FRAGMENTO:
━━━━━━━━━━━━━━━━

Aunque la sola mención del tema le cause escozor o le revuelva la bilis a cierta gente que en la actualidad opera desde el centro o las cercanías de los poderes públicos (sobre todo debido a que recuerda apuestas políticas o conceptuales que ahora se reniegan con deportivo descaro), el devenir histórico de la República Dominicana presenta un curso inconfundible (mensurable y deslindado, por lo demás, a la luz de sus ciclos factuales y de conciencia) en lo atinente a la confrontación entre las ideas liberales y las conservadoras.
(Se habla aquí del liberalismo y el conservadurismo históricos dominicanos, no de las ideologías internacionales homónimas: es decir, de las dos corrientes “emocionales” y de pensamiento que, aún sin exhibir grandes niveles de elaboración doctrinaria, han signado nuestras concepciones sobre la naturaleza y la anatomía de la nación, el origen y la forma de organización del Estado, y los roles y destinos que éstos asumen o postulan dentro de la civilización humana. Todavía más precisamente: de las “ideologías nacionales” puras, que expresan la visión que tenemos de nosotros mismos y de nuestra vida como pueblo políticamente organizado de manera independiente, y los “proyectos de nación” que les son consustanciales).
Liberalismo y conservadurismo, ciertamente, son en la historia dominicana -por así decirlo- líneas paralelas de pensamiento, conducta personal y accionar político (si bien con inocultables sinuosidades, entrecruces y confusiones), y a contrapelo de los viejos y nuevos esfuerzos por hacer desaparecer sus fronteras (todos invariablemente patrocinados desde el poder o sus vecindades), ellas han involucrado siempre -con precisión que no admite controversia- tanto a los acontecimientos e incidencias registrados en nuestros anales como a los personajes que los han protagonizado. En lenguaje coloquial contemporáneo se diría -con las debidas disculpas por la vulgarización- que unos han sido los “idealistas” o “pendejos”, y otros los “prácticos” o “vivos”.

━━━━━━━━━━━━━━━━

TAREA ESCRITA 1: Transcriba sin cambios todas las líneas de las entradas, desde la que contiene "views-chart-icon (808, 1058, 839, 1090)" hasta la que contiene "reply-button[interactable]: 1 (186, 1048, 257, 1096)", ambas inclusive.

Entradas de datos extraídas
━━━━━━━━━━━━━━━━

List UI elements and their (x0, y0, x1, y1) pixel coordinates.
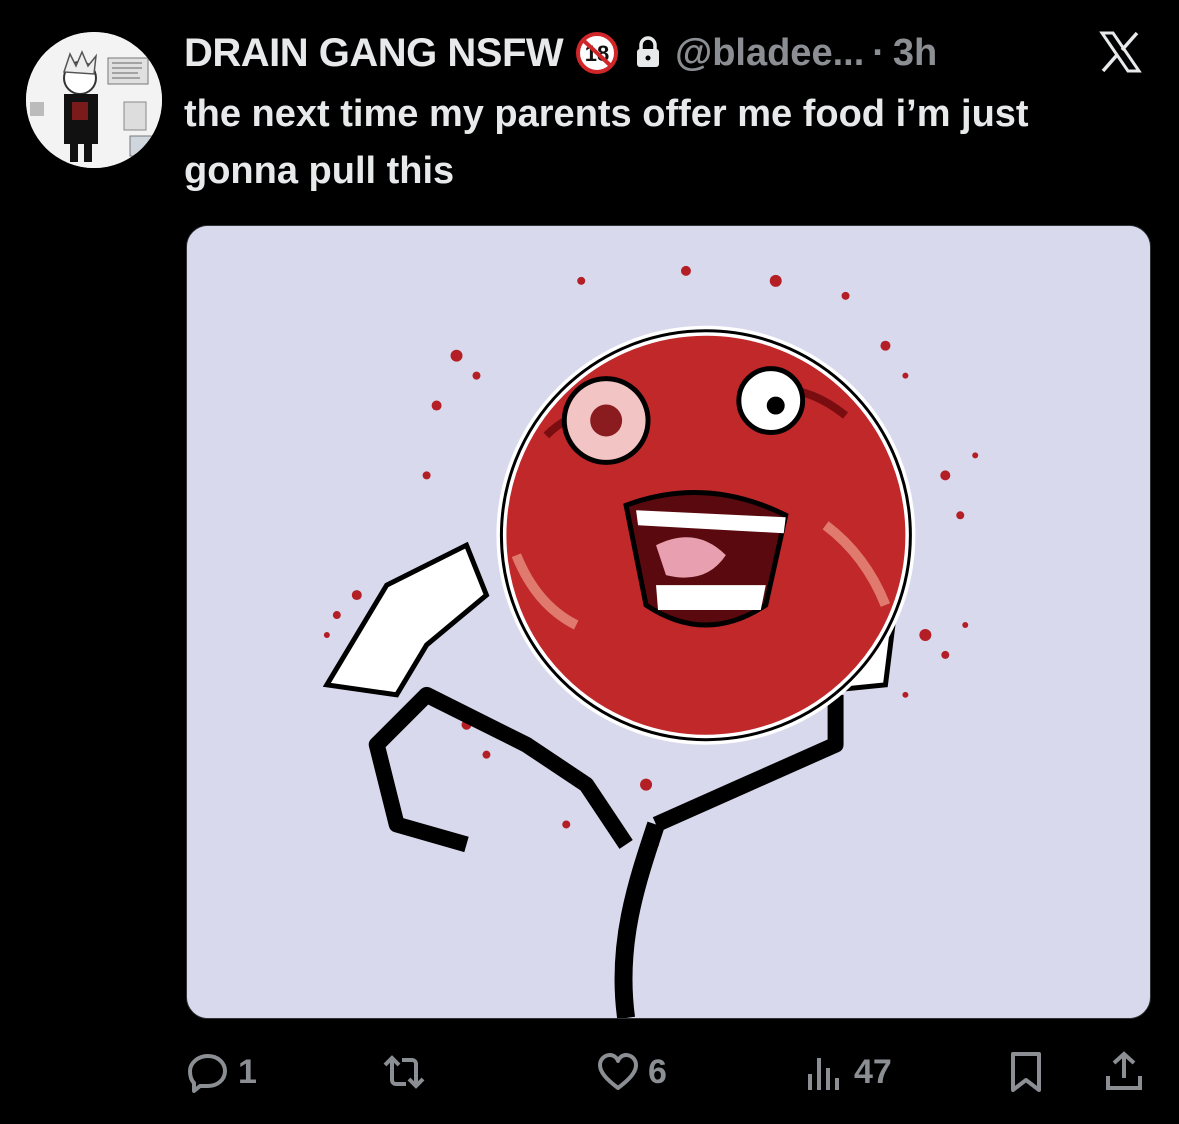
views-chart-icon (808, 1058, 839, 1090)
timestamp[interactable]: 3h (893, 32, 937, 75)
views-count: 47 (854, 1052, 892, 1091)
separator-dot: · (872, 31, 885, 74)
tweet-media[interactable] (186, 225, 1151, 1019)
share-icon (1106, 1051, 1142, 1090)
lock-icon (633, 35, 663, 71)
reply-button[interactable]: 1 (186, 1048, 257, 1096)
user-handle[interactable]: @bladee... (675, 32, 864, 75)
bookmark-icon (1011, 1052, 1041, 1092)
rage-face-meme-image (187, 226, 1150, 1018)
x-logo-icon[interactable] (1098, 30, 1142, 74)
avatar[interactable] (26, 32, 162, 168)
action-bar: 1 6 47 (186, 1040, 1146, 1104)
share-button[interactable] (1102, 1048, 1146, 1096)
like-count: 6 (648, 1052, 667, 1091)
views-button[interactable]: 47 (802, 1048, 892, 1096)
age-restricted-18-icon: 18 (575, 31, 619, 75)
reply-icon (188, 1054, 227, 1093)
retweet-icon (383, 1055, 425, 1089)
tweet-text: the next time my parents offer me food i… (184, 93, 1029, 192)
tweet-header: DRAIN GANG NSFW 18 @bladee... · 3h (184, 28, 1154, 78)
bookmark-button[interactable] (1004, 1048, 1048, 1096)
heart-icon (598, 1053, 638, 1090)
avatar-image (26, 32, 162, 168)
like-button[interactable]: 6 (596, 1048, 667, 1096)
display-name[interactable]: DRAIN GANG NSFW (184, 31, 564, 76)
retweet-button[interactable] (382, 1048, 434, 1096)
reply-count: 1 (238, 1052, 257, 1091)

━━━━━━━━━━━━━━━━

TAREA ESCRITA 2: Extraiga íntegramente y sin alteraciones el fragmento sobre el liberalismo y el conservadurismo en la historia dominicana.

RESULTADO FINAL 1:
views-chart-icon (808, 1058, 839, 1090)
timestamp[interactable]: 3h (893, 32, 937, 75)
views-count: 47 (854, 1052, 892, 1091)
separator-dot: · (872, 31, 885, 74)
tweet-media[interactable] (186, 225, 1151, 1019)
share-icon (1106, 1051, 1142, 1090)
lock-icon (633, 35, 663, 71)
reply-button[interactable]: 1 (186, 1048, 257, 1096)

RESULTADO FINAL 2:
Aunque la sola mención del tema le cause escozor o le revuelva la bilis a cierta gente que en la actualidad opera desde el centro o las cercanías de los poderes públicos (sobre todo debido a que recuerda apuestas políticas o conceptuales que ahora se reniegan con deportivo descaro), el devenir histórico de la República Dominicana presenta un curso inconfundible (mensurable y deslindado, por lo demás, a la luz de sus ciclos factuales y de conciencia) en lo atinente a la confrontación entre las ideas liberales y las conservadoras.
(Se habla aquí del liberalismo y el conservadurismo históricos dominicanos, no de las ideologías internacionales homónimas: es decir, de las dos corrientes “emocionales” y de pensamiento que, aún sin exhibir grandes niveles de elaboración doctrinaria, han signado nuestras concepciones sobre la naturaleza y la anatomía de la nación, el origen y la forma de organización del Estado, y los roles y destinos que éstos asumen o postulan dentro de la civilización humana. Todavía más precisamente: de las “ideologías nacionales” puras, que expresan la visión que tenemos de nosotros mismos y de nuestra vida como pueblo políticamente organizado de manera independiente, y los “proyectos de nación” que les son consustanciales).
Liberalismo y conservadurismo, ciertamente, son en la historia dominicana -por así decirlo- líneas paralelas de pensamiento, conducta personal y accionar político (si bien con inocultables sinuosidades, entrecruces y confusiones), y a contrapelo de los viejos y nuevos esfuerzos por hacer desaparecer sus fronteras (todos invariablemente patrocinados desde el poder o sus vecindades), ellas han involucrado siempre -con precisión que no admite controversia- tanto a los acontecimientos e incidencias registrados en nuestros anales como a los personajes que los han protagonizado. En lenguaje coloquial contemporáneo se diría -con las debidas disculpas por la vulgarización- que unos han sido los “idealistas” o “pendejos”, y otros los “prácticos” o “vivos”.